● WHAT IS REQUIRED: Count the lines in the entries that contain the string "scale", with case counting, and reply with the number alone.
··· PROVIDED DATA
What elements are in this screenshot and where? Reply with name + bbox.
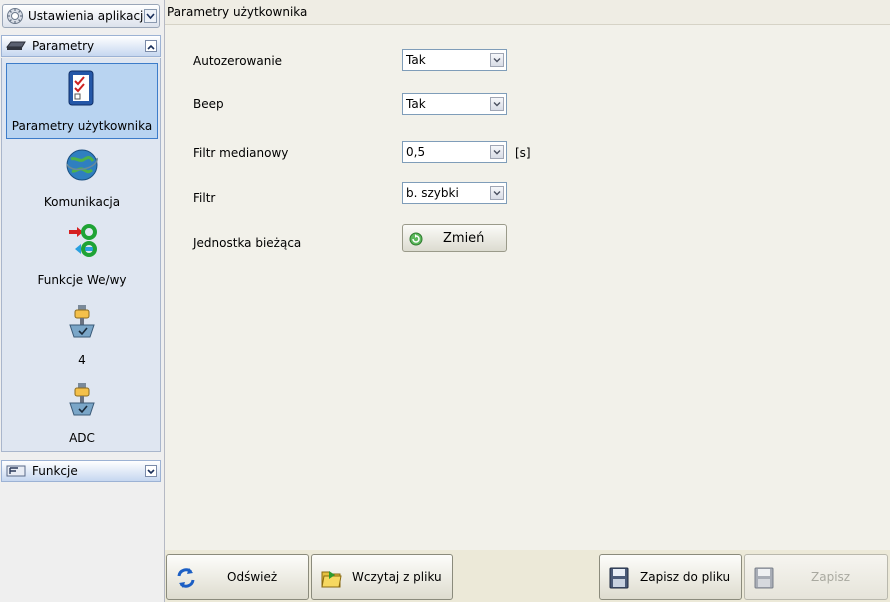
change-unit-button[interactable]: Zmień [402, 224, 507, 252]
load-from-file-label: Wczytaj z pliku [352, 570, 442, 584]
group-label-parametry: Parametry [32, 39, 95, 53]
scale-icon [69, 383, 95, 416]
filter-label: Filtr [193, 191, 216, 205]
app-settings-label: Ustawienia aplikacji [28, 9, 147, 23]
panel-title-bar: Parametry użytkownika [165, 0, 890, 25]
function-icon [6, 465, 26, 477]
median-filter-value: 0,5 [406, 145, 426, 159]
bottom-toolbar: Odśwież Wczytaj z pliku Zapisz do pliku … [165, 550, 890, 602]
load-from-file-button[interactable]: Wczytaj z pliku [311, 554, 453, 600]
sidebar-item-adc[interactable]: ADC [6, 376, 158, 452]
sidebar-item-label: Parametry użytkownika [11, 119, 153, 133]
beep-value: Tak [406, 97, 426, 111]
refresh-icon [177, 568, 195, 588]
open-folder-icon [321, 571, 342, 588]
sidebar-item-io-functions[interactable]: Funkcje We/wy [6, 218, 158, 294]
group-header-funkcje[interactable]: Funkcje [1, 460, 161, 482]
beep-select[interactable]: Tak [402, 93, 507, 115]
sidebar-item-label: Komunikacja [43, 195, 121, 209]
collapse-icon[interactable] [145, 40, 157, 52]
change-unit-label: Zmień [443, 231, 485, 246]
user-parameters-icon [68, 70, 94, 106]
refresh-button[interactable]: Odśwież [166, 554, 309, 600]
autozero-select[interactable]: Tak [402, 49, 507, 71]
save-to-file-button[interactable]: Zapisz do pliku [599, 554, 742, 600]
chip-icon [6, 41, 26, 50]
save-disk-icon [609, 567, 629, 589]
beep-label: Beep [193, 97, 224, 111]
save-label: Zapisz [811, 570, 851, 584]
save-to-file-label: Zapisz do pliku [640, 570, 731, 584]
app-settings-dropdown[interactable]: Ustawienia aplikacji [2, 4, 160, 28]
save-disk-icon [754, 567, 774, 589]
parametry-items: Parametry użytkownika Komunikacja Funkcj… [1, 58, 161, 452]
chevron-down-icon[interactable] [490, 186, 504, 200]
chevron-down-icon[interactable] [144, 9, 157, 23]
autozero-value: Tak [406, 53, 426, 67]
filter-select[interactable]: b. szybki [402, 182, 507, 204]
median-filter-select[interactable]: 0,5 [402, 141, 507, 163]
save-button[interactable]: Zapisz [744, 554, 888, 600]
refresh-icon [409, 232, 423, 246]
chevron-down-icon[interactable] [490, 97, 504, 111]
sidebar-item-label: 4 [78, 353, 86, 367]
autozero-label: Autozerowanie [193, 54, 283, 68]
chevron-down-icon[interactable] [490, 145, 504, 159]
current-unit-label: Jednostka bieżąca [193, 236, 302, 250]
sidebar-item-label: Funkcje We/wy [37, 273, 127, 287]
sidebar-item-4[interactable]: 4 [6, 298, 158, 374]
communication-globe-icon [66, 149, 98, 181]
sidebar-item-communication[interactable]: Komunikacja [6, 140, 158, 216]
io-functions-icon [69, 224, 97, 257]
refresh-label: Odśwież [227, 570, 278, 584]
group-label-funkcje: Funkcje [32, 464, 78, 478]
gear-icon [7, 8, 23, 24]
filter-value: b. szybki [406, 186, 459, 200]
main-panel: Parametry użytkownika Autozerowanie Tak … [165, 0, 890, 550]
sidebar-item-user-parameters[interactable]: Parametry użytkownika [6, 63, 158, 139]
sidebar: Ustawienia aplikacji Parametry Parametry… [0, 0, 165, 602]
expand-icon[interactable] [145, 465, 157, 477]
chevron-down-icon[interactable] [490, 53, 504, 67]
median-filter-label: Filtr medianowy [193, 146, 289, 160]
median-filter-unit: [s] [515, 146, 531, 160]
group-header-parametry[interactable]: Parametry [1, 35, 161, 57]
scale-icon [69, 305, 95, 338]
page-title: Parametry użytkownika [167, 5, 308, 19]
sidebar-item-label: ADC [69, 431, 95, 445]
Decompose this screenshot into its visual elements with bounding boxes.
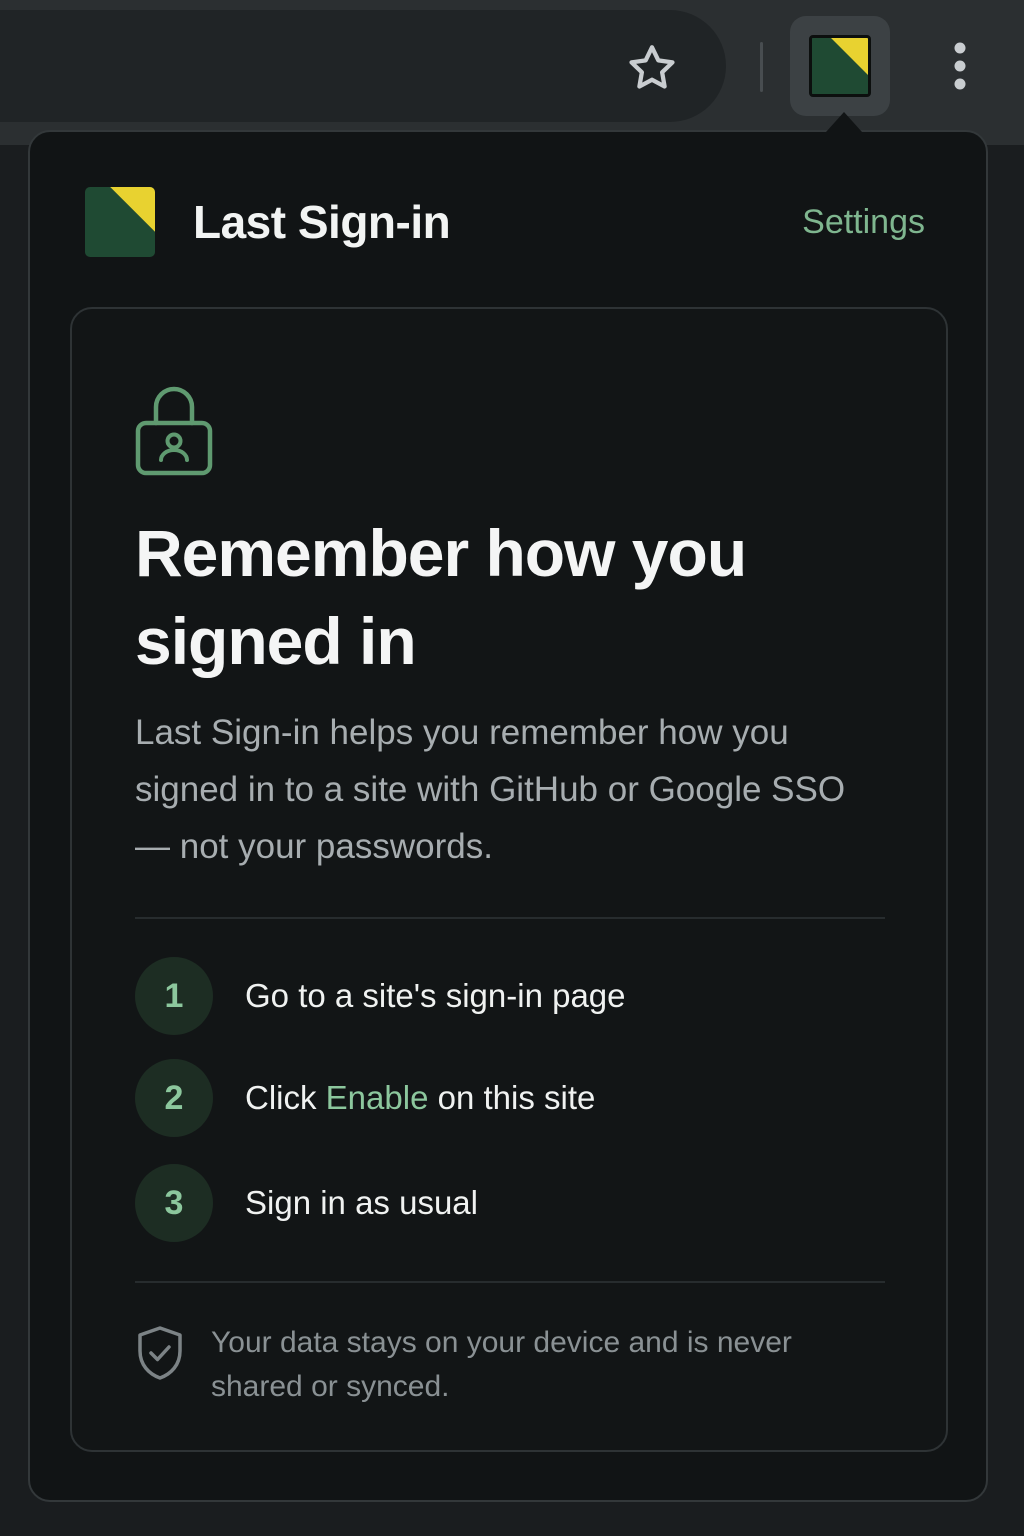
step-text-before: Click (245, 1079, 326, 1116)
app-logo-icon (85, 187, 155, 257)
step-text: Go to a site's sign-in page (245, 977, 626, 1014)
browser-menu-button[interactable] (940, 36, 980, 96)
section-divider (135, 917, 885, 919)
browser-toolbar (0, 0, 1024, 145)
shield-check-icon (138, 1326, 182, 1380)
lock-user-icon (135, 386, 213, 476)
bookmark-star-button[interactable] (622, 38, 682, 98)
section-divider (135, 1281, 885, 1283)
extension-popup: Last Sign-in Settings Remember how you s… (28, 130, 988, 1502)
popup-caret (826, 112, 862, 132)
hero-description: Last Sign-in helps you remember how you … (135, 713, 846, 866)
star-icon (629, 45, 675, 89)
step-number-badge: 1 (135, 957, 213, 1035)
settings-link[interactable]: Settings (802, 203, 925, 242)
step-item-1: 1 Go to a site's sign-in page (135, 957, 895, 1035)
toolbar-divider (760, 42, 763, 92)
privacy-note: Your data stays on your device and is ne… (135, 1321, 895, 1421)
step-number-badge: 2 (135, 1059, 213, 1137)
step-text: Click Enable on this site (245, 1079, 595, 1117)
more-vertical-icon (954, 42, 966, 90)
hero-title: Remember how you signed in (135, 516, 747, 678)
popup-header: Last Sign-in Settings (85, 187, 925, 257)
step-text: Sign in as usual (245, 1184, 478, 1221)
address-bar[interactable] (0, 10, 726, 122)
step-number-badge: 3 (135, 1164, 213, 1242)
step-text-after: on this site (428, 1079, 596, 1116)
app-title: Last Sign-in (193, 196, 451, 248)
privacy-text: Your data stays on your device and is ne… (211, 1326, 792, 1403)
extension-button[interactable] (790, 16, 890, 116)
extension-logo-icon (809, 35, 871, 97)
step-item-3: 3 Sign in as usual (135, 1164, 895, 1242)
enable-keyword: Enable (325, 1079, 429, 1116)
step-item-2: 2 Click Enable on this site (135, 1059, 895, 1137)
onboarding-card: Remember how you signed in Last Sign-in … (70, 307, 948, 1452)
······
● RESULT OF THIS EXERCISE: 2